Work instructions: Only the span from the line containing "Output a JSON" down to the line containing "Extract the structured" is to be printed, exactly and inclusively, with pictures omitted.

Supplied entries:
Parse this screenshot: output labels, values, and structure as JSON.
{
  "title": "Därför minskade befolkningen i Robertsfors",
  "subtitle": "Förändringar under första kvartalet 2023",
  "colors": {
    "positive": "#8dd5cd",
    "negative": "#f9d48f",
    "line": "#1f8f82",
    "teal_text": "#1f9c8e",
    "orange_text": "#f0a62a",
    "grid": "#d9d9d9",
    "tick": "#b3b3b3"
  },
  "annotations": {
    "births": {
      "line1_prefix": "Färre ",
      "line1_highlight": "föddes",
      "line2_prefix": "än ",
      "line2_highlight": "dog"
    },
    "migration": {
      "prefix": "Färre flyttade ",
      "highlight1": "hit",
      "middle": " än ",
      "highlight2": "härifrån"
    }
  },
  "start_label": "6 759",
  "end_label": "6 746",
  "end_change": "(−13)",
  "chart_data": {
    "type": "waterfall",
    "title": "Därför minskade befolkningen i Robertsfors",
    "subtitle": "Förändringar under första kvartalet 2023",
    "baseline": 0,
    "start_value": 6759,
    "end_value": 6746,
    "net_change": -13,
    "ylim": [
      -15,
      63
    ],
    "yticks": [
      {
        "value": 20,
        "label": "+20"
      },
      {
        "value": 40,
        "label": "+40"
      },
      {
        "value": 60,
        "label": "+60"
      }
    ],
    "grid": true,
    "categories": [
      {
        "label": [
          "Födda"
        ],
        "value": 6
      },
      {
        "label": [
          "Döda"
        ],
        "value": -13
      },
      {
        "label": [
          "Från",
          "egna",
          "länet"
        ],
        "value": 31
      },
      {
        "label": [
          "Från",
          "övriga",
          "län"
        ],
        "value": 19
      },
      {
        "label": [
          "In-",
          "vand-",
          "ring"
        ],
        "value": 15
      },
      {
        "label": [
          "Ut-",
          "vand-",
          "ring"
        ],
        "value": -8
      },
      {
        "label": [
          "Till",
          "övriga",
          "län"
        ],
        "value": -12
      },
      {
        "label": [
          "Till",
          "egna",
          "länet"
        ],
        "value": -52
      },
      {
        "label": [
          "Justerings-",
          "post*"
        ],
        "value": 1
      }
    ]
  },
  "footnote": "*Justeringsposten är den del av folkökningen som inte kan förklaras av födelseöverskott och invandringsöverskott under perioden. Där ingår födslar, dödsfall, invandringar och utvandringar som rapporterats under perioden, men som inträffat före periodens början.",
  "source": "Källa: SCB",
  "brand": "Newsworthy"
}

==

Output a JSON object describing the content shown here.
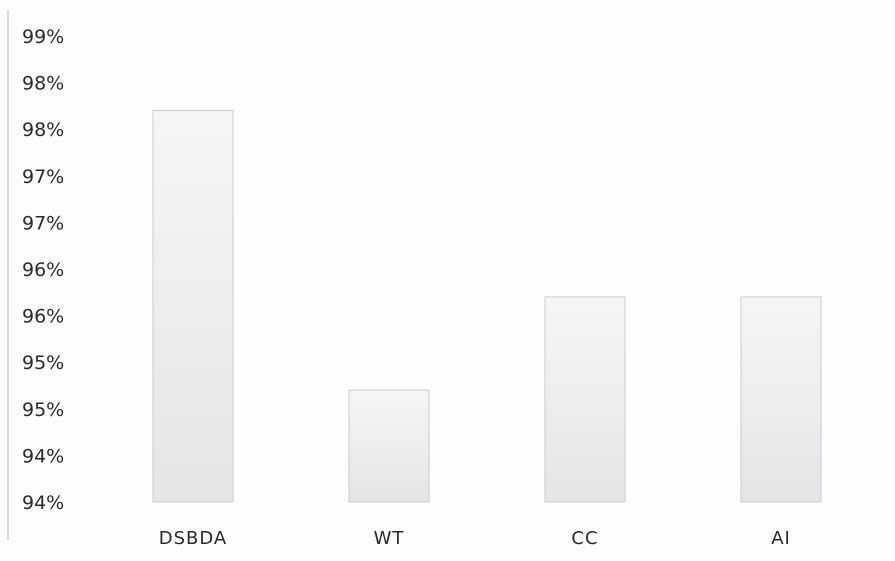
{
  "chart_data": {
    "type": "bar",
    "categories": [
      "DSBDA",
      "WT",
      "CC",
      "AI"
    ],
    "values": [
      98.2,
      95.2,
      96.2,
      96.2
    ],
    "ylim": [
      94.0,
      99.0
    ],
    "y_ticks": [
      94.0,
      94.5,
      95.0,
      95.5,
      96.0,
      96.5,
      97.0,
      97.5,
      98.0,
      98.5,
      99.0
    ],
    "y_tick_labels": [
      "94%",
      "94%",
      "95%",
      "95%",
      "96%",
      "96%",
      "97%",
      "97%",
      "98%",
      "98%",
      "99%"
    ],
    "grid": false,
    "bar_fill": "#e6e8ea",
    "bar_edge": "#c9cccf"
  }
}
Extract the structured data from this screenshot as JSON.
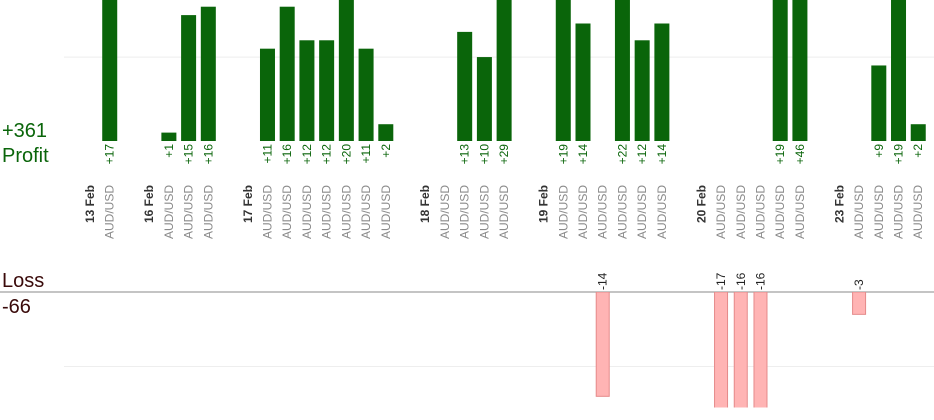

...

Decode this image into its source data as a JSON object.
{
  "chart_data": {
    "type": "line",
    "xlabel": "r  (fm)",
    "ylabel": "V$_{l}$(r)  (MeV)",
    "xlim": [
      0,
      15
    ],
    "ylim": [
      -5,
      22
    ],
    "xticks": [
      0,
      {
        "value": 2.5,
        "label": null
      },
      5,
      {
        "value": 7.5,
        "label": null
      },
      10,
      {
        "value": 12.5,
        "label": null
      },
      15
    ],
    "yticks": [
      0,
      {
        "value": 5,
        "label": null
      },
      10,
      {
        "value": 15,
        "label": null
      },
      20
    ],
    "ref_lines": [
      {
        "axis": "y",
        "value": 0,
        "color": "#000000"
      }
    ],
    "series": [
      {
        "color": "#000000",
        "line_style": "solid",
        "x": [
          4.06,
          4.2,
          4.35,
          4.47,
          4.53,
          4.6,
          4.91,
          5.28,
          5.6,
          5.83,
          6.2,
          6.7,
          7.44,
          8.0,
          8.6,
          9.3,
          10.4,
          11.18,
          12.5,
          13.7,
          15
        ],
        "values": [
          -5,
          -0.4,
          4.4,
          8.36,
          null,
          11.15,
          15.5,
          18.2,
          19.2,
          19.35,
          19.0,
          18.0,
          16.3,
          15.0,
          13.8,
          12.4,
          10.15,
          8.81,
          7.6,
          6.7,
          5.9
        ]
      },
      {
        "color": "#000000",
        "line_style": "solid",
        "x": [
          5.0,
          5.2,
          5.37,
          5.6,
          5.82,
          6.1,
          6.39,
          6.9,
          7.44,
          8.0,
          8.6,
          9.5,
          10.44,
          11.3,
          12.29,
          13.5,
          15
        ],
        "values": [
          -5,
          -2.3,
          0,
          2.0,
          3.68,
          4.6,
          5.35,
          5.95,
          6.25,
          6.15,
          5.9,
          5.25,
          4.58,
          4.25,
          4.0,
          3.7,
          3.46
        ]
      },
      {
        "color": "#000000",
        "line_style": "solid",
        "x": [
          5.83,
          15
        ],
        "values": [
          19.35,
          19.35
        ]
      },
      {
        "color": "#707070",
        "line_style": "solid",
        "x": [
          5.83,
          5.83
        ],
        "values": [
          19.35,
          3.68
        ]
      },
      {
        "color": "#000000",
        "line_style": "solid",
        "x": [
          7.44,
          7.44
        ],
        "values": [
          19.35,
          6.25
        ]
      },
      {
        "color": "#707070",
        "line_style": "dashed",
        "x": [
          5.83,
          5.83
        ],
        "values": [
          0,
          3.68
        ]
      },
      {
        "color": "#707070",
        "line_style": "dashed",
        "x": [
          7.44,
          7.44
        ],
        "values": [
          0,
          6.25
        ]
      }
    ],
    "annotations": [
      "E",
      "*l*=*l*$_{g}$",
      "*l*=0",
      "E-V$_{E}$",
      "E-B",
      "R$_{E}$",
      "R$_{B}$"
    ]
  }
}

Final answer:
Output a JSON object describing the content shown here.
{
  "chart_data": {
    "type": "bar",
    "categories": [
      "DSBDA",
      "WT",
      "CC",
      "AI"
    ],
    "values": [
      98.2,
      95.2,
      96.2,
      96.2
    ],
    "ylim": [
      94.0,
      99.0
    ],
    "y_ticks": [
      94.0,
      94.5,
      95.0,
      95.5,
      96.0,
      96.5,
      97.0,
      97.5,
      98.0,
      98.5,
      99.0
    ],
    "y_tick_labels": [
      "94%",
      "94%",
      "95%",
      "95%",
      "96%",
      "96%",
      "97%",
      "97%",
      "98%",
      "98%",
      "99%"
    ],
    "grid": false,
    "bar_fill": "#e6e8ea",
    "bar_edge": "#c9cccf"
  }
}
Extract the structured data from this screenshot as JSON.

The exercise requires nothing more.